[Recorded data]

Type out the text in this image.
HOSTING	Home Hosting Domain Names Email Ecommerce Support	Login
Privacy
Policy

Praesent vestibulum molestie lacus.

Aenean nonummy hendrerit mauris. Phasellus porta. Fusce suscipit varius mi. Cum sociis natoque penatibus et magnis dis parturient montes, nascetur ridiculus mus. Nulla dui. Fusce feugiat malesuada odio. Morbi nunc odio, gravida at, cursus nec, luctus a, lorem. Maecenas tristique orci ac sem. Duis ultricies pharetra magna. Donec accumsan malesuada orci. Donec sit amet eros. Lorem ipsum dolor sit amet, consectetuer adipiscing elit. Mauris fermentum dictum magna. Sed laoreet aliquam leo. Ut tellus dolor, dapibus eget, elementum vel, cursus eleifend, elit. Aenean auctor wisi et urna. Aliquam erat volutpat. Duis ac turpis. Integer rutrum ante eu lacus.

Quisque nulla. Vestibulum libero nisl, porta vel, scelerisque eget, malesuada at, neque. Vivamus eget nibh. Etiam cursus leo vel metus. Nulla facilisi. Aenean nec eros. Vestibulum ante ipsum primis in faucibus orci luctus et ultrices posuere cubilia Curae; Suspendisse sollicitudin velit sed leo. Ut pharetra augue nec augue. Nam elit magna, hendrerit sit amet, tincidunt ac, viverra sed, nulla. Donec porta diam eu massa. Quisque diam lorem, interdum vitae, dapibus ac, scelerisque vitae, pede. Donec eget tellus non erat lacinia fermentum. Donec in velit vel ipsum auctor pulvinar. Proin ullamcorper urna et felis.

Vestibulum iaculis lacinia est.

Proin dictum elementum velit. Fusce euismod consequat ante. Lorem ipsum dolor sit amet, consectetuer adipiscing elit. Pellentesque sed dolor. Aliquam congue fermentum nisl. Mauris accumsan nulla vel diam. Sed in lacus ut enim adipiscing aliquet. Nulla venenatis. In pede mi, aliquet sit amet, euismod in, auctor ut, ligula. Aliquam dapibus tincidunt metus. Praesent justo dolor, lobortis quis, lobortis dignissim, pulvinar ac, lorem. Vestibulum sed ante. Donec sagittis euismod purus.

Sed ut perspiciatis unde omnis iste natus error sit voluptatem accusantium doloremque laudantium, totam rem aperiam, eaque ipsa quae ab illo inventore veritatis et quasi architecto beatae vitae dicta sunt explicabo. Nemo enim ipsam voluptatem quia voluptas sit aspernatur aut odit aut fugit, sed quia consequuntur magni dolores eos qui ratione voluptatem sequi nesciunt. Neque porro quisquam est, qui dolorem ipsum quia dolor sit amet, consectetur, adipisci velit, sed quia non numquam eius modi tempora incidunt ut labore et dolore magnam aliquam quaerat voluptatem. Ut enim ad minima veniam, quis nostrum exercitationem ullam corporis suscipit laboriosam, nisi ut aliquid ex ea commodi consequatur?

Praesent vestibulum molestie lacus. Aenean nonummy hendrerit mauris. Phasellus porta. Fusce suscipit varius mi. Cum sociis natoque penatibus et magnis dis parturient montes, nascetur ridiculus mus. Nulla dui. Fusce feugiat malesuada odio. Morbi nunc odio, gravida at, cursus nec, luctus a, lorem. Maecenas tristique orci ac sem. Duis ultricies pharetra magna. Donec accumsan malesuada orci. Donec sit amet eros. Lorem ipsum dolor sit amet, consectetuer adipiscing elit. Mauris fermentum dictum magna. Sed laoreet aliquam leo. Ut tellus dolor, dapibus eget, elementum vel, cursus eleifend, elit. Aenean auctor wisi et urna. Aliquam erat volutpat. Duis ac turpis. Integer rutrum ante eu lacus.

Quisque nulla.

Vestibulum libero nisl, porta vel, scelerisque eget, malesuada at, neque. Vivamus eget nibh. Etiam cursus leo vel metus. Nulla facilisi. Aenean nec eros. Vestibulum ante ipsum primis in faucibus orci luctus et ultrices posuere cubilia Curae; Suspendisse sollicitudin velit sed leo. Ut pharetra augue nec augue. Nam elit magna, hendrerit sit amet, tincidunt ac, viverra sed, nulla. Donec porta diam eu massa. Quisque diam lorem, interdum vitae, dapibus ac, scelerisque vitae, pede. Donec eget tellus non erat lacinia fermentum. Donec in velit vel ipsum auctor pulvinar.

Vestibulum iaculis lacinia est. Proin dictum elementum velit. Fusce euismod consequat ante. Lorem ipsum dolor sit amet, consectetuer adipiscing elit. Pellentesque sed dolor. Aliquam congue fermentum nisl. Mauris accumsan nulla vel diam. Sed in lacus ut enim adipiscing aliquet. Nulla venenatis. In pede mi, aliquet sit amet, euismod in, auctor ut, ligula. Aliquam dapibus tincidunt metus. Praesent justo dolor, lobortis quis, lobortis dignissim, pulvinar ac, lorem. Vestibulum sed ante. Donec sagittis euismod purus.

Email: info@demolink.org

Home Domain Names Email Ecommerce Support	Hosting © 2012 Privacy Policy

Challenge >> The entries above must be returned in full, exactly as shown.

Solved problem >>
Type out the text in this image.
HOSTING	Home Hosting Domain Names Email Ecommerce Support	Login
Privacy
Policy

Praesent vestibulum molestie lacus.

Aenean nonummy hendrerit mauris. Phasellus porta. Fusce suscipit varius mi. Cum sociis natoque penatibus et magnis dis parturient montes, nascetur ridiculus mus. Nulla dui. Fusce feugiat malesuada odio. Morbi nunc odio, gravida at, cursus nec, luctus a, lorem. Maecenas tristique orci ac sem. Duis ultricies pharetra magna. Donec accumsan malesuada orci. Donec sit amet eros. Lorem ipsum dolor sit amet, consectetuer adipiscing elit. Mauris fermentum dictum magna. Sed laoreet aliquam leo. Ut tellus dolor, dapibus eget, elementum vel, cursus eleifend, elit. Aenean auctor wisi et urna. Aliquam erat volutpat. Duis ac turpis. Integer rutrum ante eu lacus.

Quisque nulla. Vestibulum libero nisl, porta vel, scelerisque eget, malesuada at, neque. Vivamus eget nibh. Etiam cursus leo vel metus. Nulla facilisi. Aenean nec eros. Vestibulum ante ipsum primis in faucibus orci luctus et ultrices posuere cubilia Curae; Suspendisse sollicitudin velit sed leo. Ut pharetra augue nec augue. Nam elit magna, hendrerit sit amet, tincidunt ac, viverra sed, nulla. Donec porta diam eu massa. Quisque diam lorem, interdum vitae, dapibus ac, scelerisque vitae, pede. Donec eget tellus non erat lacinia fermentum. Donec in velit vel ipsum auctor pulvinar. Proin ullamcorper urna et felis.

Vestibulum iaculis lacinia est.

Proin dictum elementum velit. Fusce euismod consequat ante. Lorem ipsum dolor sit amet, consectetuer adipiscing elit. Pellentesque sed dolor. Aliquam congue fermentum nisl. Mauris accumsan nulla vel diam. Sed in lacus ut enim adipiscing aliquet. Nulla venenatis. In pede mi, aliquet sit amet, euismod in, auctor ut, ligula. Aliquam dapibus tincidunt metus. Praesent justo dolor, lobortis quis, lobortis dignissim, pulvinar ac, lorem. Vestibulum sed ante. Donec sagittis euismod purus.

Sed ut perspiciatis unde omnis iste natus error sit voluptatem accusantium doloremque laudantium, totam rem aperiam, eaque ipsa quae ab illo inventore veritatis et quasi architecto beatae vitae dicta sunt explicabo. Nemo enim ipsam voluptatem quia voluptas sit aspernatur aut odit aut fugit, sed quia consequuntur magni dolores eos qui ratione voluptatem sequi nesciunt. Neque porro quisquam est, qui dolorem ipsum quia dolor sit amet, consectetur, adipisci velit, sed quia non numquam eius modi tempora incidunt ut labore et dolore magnam aliquam quaerat voluptatem. Ut enim ad minima veniam, quis nostrum exercitationem ullam corporis suscipit laboriosam, nisi ut aliquid ex ea commodi consequatur?

Praesent vestibulum molestie lacus. Aenean nonummy hendrerit mauris. Phasellus porta. Fusce suscipit varius mi. Cum sociis natoque penatibus et magnis dis parturient montes, nascetur ridiculus mus. Nulla dui. Fusce feugiat malesuada odio. Morbi nunc odio, gravida at, cursus nec, luctus a, lorem. Maecenas tristique orci ac sem. Duis ultricies pharetra magna. Donec accumsan malesuada orci. Donec sit amet eros. Lorem ipsum dolor sit amet, consectetuer adipiscing elit. Mauris fermentum dictum magna. Sed laoreet aliquam leo. Ut tellus dolor, dapibus eget, elementum vel, cursus eleifend, elit. Aenean auctor wisi et urna. Aliquam erat volutpat. Duis ac turpis. Integer rutrum ante eu lacus.

Quisque nulla.

Vestibulum libero nisl, porta vel, scelerisque eget, malesuada at, neque. Vivamus eget nibh. Etiam cursus leo vel metus. Nulla facilisi. Aenean nec eros. Vestibulum ante ipsum primis in faucibus orci luctus et ultrices posuere cubilia Curae; Suspendisse sollicitudin velit sed leo. Ut pharetra augue nec augue. Nam elit magna, hendrerit sit amet, tincidunt ac, viverra sed, nulla. Donec porta diam eu massa. Quisque diam lorem, interdum vitae, dapibus ac, scelerisque vitae, pede. Donec eget tellus non erat lacinia fermentum. Donec in velit vel ipsum auctor pulvinar.

Vestibulum iaculis lacinia est. Proin dictum elementum velit. Fusce euismod consequat ante. Lorem ipsum dolor sit amet, consectetuer adipiscing elit. Pellentesque sed dolor. Aliquam congue fermentum nisl. Mauris accumsan nulla vel diam. Sed in lacus ut enim adipiscing aliquet. Nulla venenatis. In pede mi, aliquet sit amet, euismod in, auctor ut, ligula. Aliquam dapibus tincidunt metus. Praesent justo dolor, lobortis quis, lobortis dignissim, pulvinar ac, lorem. Vestibulum sed ante. Donec sagittis euismod purus.

Email: info@demolink.org

Home Domain Names Email Ecommerce Support	Hosting © 2012 Privacy Policy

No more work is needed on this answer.